### [Task statement]
Skip the images. Copy the records exactly as written.

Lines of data
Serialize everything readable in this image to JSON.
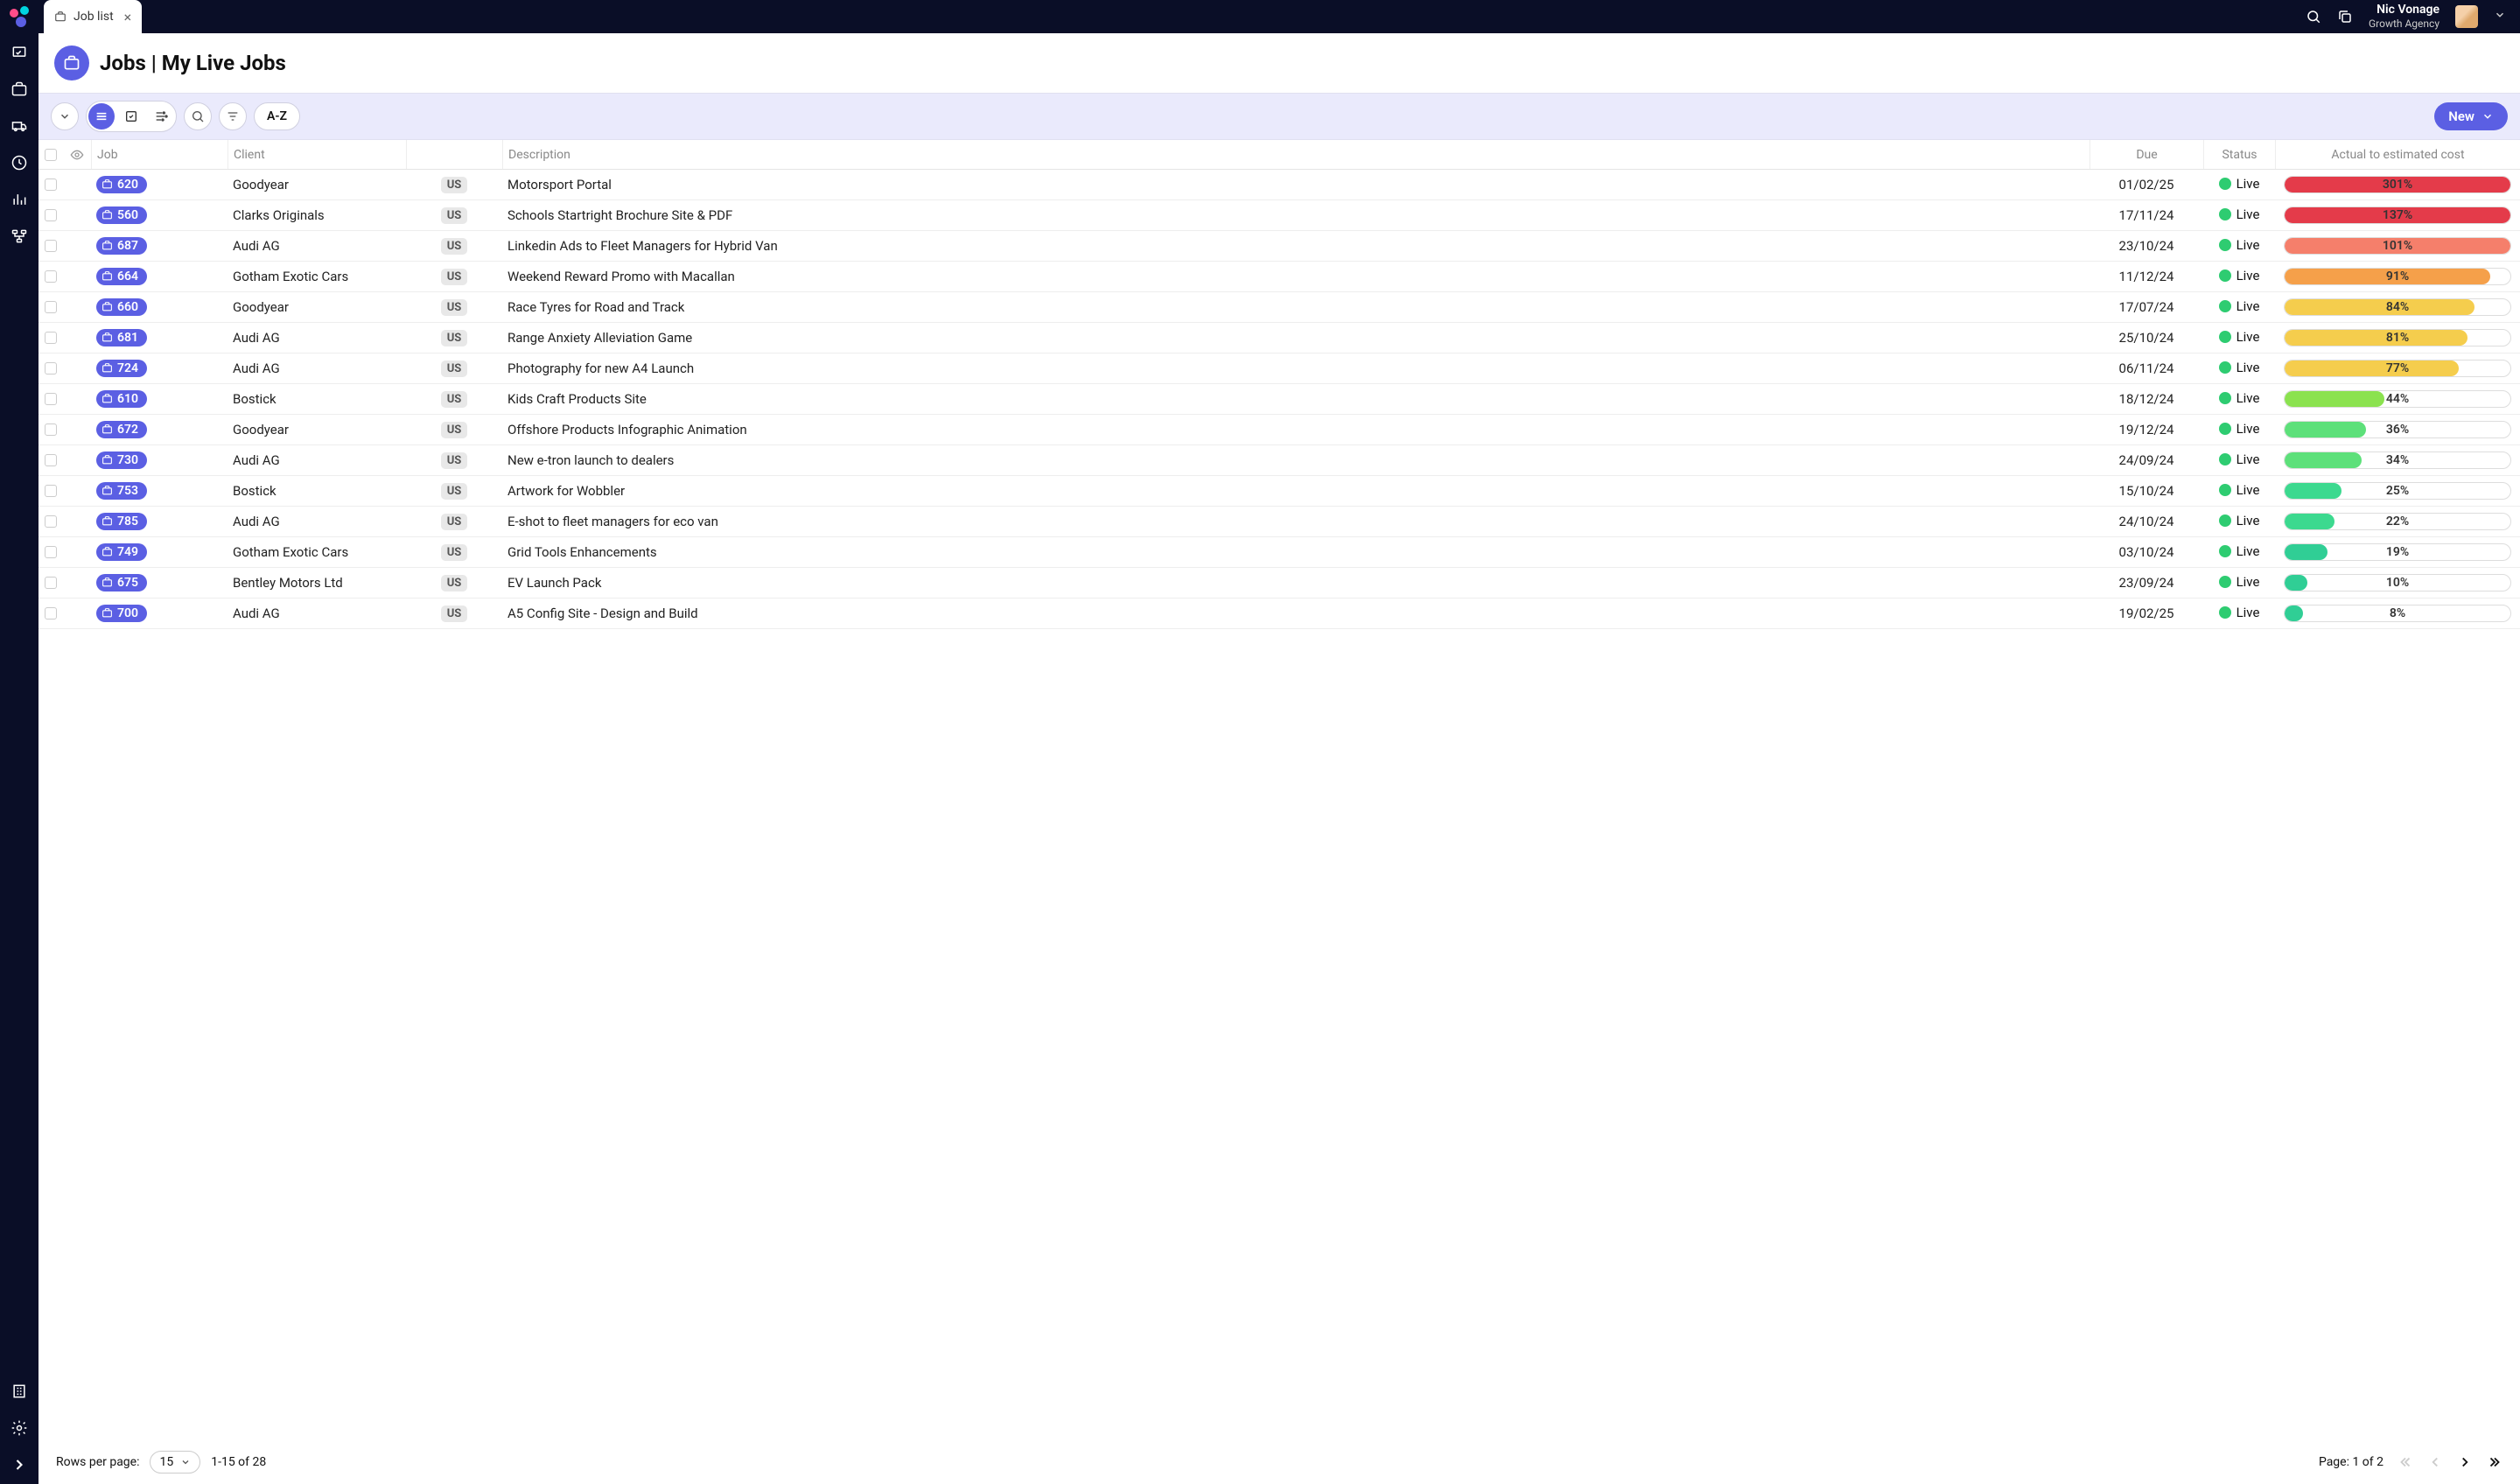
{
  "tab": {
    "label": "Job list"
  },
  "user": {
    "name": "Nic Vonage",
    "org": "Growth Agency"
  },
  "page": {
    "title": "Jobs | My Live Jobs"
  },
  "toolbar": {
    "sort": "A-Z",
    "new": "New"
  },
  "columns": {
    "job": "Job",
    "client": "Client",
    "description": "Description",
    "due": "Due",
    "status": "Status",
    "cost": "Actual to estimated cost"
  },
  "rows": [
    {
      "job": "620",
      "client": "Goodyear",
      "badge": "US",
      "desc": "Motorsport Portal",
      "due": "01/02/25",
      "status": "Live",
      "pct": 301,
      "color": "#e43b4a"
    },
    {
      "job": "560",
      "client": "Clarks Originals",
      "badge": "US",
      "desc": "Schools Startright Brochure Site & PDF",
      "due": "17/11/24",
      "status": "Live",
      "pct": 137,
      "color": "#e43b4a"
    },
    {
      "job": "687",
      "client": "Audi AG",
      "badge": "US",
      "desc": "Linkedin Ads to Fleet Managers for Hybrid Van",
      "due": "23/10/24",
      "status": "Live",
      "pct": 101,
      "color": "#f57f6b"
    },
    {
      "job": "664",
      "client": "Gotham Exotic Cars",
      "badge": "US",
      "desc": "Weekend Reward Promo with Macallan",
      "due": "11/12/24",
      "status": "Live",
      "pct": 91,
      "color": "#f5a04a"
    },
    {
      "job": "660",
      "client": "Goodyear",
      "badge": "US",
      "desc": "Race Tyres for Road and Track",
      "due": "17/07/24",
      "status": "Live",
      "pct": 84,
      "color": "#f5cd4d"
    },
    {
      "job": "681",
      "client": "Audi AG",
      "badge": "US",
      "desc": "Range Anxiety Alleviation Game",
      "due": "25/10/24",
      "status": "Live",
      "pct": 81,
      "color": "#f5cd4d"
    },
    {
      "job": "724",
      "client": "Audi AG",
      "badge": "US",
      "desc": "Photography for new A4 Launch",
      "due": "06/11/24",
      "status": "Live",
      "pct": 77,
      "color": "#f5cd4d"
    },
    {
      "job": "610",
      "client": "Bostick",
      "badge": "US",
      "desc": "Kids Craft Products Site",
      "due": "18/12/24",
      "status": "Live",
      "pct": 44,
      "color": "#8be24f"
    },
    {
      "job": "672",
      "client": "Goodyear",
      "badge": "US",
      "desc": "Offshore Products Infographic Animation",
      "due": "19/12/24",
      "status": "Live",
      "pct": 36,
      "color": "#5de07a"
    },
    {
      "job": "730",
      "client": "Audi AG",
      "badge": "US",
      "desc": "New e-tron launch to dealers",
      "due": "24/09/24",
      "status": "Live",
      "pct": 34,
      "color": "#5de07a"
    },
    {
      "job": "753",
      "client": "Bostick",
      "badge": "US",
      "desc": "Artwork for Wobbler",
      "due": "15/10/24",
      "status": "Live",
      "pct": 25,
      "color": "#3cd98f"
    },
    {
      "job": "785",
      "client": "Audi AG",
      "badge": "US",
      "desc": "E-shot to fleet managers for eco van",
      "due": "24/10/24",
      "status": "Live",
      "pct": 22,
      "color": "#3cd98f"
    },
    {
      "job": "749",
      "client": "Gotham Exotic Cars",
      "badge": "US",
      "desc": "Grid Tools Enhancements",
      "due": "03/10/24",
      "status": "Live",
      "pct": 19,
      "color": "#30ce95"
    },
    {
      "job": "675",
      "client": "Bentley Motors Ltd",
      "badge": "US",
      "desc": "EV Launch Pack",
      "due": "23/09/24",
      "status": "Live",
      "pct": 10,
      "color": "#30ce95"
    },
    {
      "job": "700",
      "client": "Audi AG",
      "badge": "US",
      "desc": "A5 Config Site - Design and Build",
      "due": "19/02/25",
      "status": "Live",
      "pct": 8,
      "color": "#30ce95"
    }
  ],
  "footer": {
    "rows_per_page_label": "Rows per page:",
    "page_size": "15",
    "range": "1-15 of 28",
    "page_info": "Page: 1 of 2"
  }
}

### [Answer to this problem]
Serialize everything readable in this image to JSON.
{
  "tab": {
    "label": "Job list"
  },
  "user": {
    "name": "Nic Vonage",
    "org": "Growth Agency"
  },
  "page": {
    "title": "Jobs | My Live Jobs"
  },
  "toolbar": {
    "sort": "A-Z",
    "new": "New"
  },
  "columns": {
    "job": "Job",
    "client": "Client",
    "description": "Description",
    "due": "Due",
    "status": "Status",
    "cost": "Actual to estimated cost"
  },
  "rows": [
    {
      "job": "620",
      "client": "Goodyear",
      "badge": "US",
      "desc": "Motorsport Portal",
      "due": "01/02/25",
      "status": "Live",
      "pct": 301,
      "color": "#e43b4a"
    },
    {
      "job": "560",
      "client": "Clarks Originals",
      "badge": "US",
      "desc": "Schools Startright Brochure Site & PDF",
      "due": "17/11/24",
      "status": "Live",
      "pct": 137,
      "color": "#e43b4a"
    },
    {
      "job": "687",
      "client": "Audi AG",
      "badge": "US",
      "desc": "Linkedin Ads to Fleet Managers for Hybrid Van",
      "due": "23/10/24",
      "status": "Live",
      "pct": 101,
      "color": "#f57f6b"
    },
    {
      "job": "664",
      "client": "Gotham Exotic Cars",
      "badge": "US",
      "desc": "Weekend Reward Promo with Macallan",
      "due": "11/12/24",
      "status": "Live",
      "pct": 91,
      "color": "#f5a04a"
    },
    {
      "job": "660",
      "client": "Goodyear",
      "badge": "US",
      "desc": "Race Tyres for Road and Track",
      "due": "17/07/24",
      "status": "Live",
      "pct": 84,
      "color": "#f5cd4d"
    },
    {
      "job": "681",
      "client": "Audi AG",
      "badge": "US",
      "desc": "Range Anxiety Alleviation Game",
      "due": "25/10/24",
      "status": "Live",
      "pct": 81,
      "color": "#f5cd4d"
    },
    {
      "job": "724",
      "client": "Audi AG",
      "badge": "US",
      "desc": "Photography for new A4 Launch",
      "due": "06/11/24",
      "status": "Live",
      "pct": 77,
      "color": "#f5cd4d"
    },
    {
      "job": "610",
      "client": "Bostick",
      "badge": "US",
      "desc": "Kids Craft Products Site",
      "due": "18/12/24",
      "status": "Live",
      "pct": 44,
      "color": "#8be24f"
    },
    {
      "job": "672",
      "client": "Goodyear",
      "badge": "US",
      "desc": "Offshore Products Infographic Animation",
      "due": "19/12/24",
      "status": "Live",
      "pct": 36,
      "color": "#5de07a"
    },
    {
      "job": "730",
      "client": "Audi AG",
      "badge": "US",
      "desc": "New e-tron launch to dealers",
      "due": "24/09/24",
      "status": "Live",
      "pct": 34,
      "color": "#5de07a"
    },
    {
      "job": "753",
      "client": "Bostick",
      "badge": "US",
      "desc": "Artwork for Wobbler",
      "due": "15/10/24",
      "status": "Live",
      "pct": 25,
      "color": "#3cd98f"
    },
    {
      "job": "785",
      "client": "Audi AG",
      "badge": "US",
      "desc": "E-shot to fleet managers for eco van",
      "due": "24/10/24",
      "status": "Live",
      "pct": 22,
      "color": "#3cd98f"
    },
    {
      "job": "749",
      "client": "Gotham Exotic Cars",
      "badge": "US",
      "desc": "Grid Tools Enhancements",
      "due": "03/10/24",
      "status": "Live",
      "pct": 19,
      "color": "#30ce95"
    },
    {
      "job": "675",
      "client": "Bentley Motors Ltd",
      "badge": "US",
      "desc": "EV Launch Pack",
      "due": "23/09/24",
      "status": "Live",
      "pct": 10,
      "color": "#30ce95"
    },
    {
      "job": "700",
      "client": "Audi AG",
      "badge": "US",
      "desc": "A5 Config Site - Design and Build",
      "due": "19/02/25",
      "status": "Live",
      "pct": 8,
      "color": "#30ce95"
    }
  ],
  "footer": {
    "rows_per_page_label": "Rows per page:",
    "page_size": "15",
    "range": "1-15 of 28",
    "page_info": "Page: 1 of 2"
  }
}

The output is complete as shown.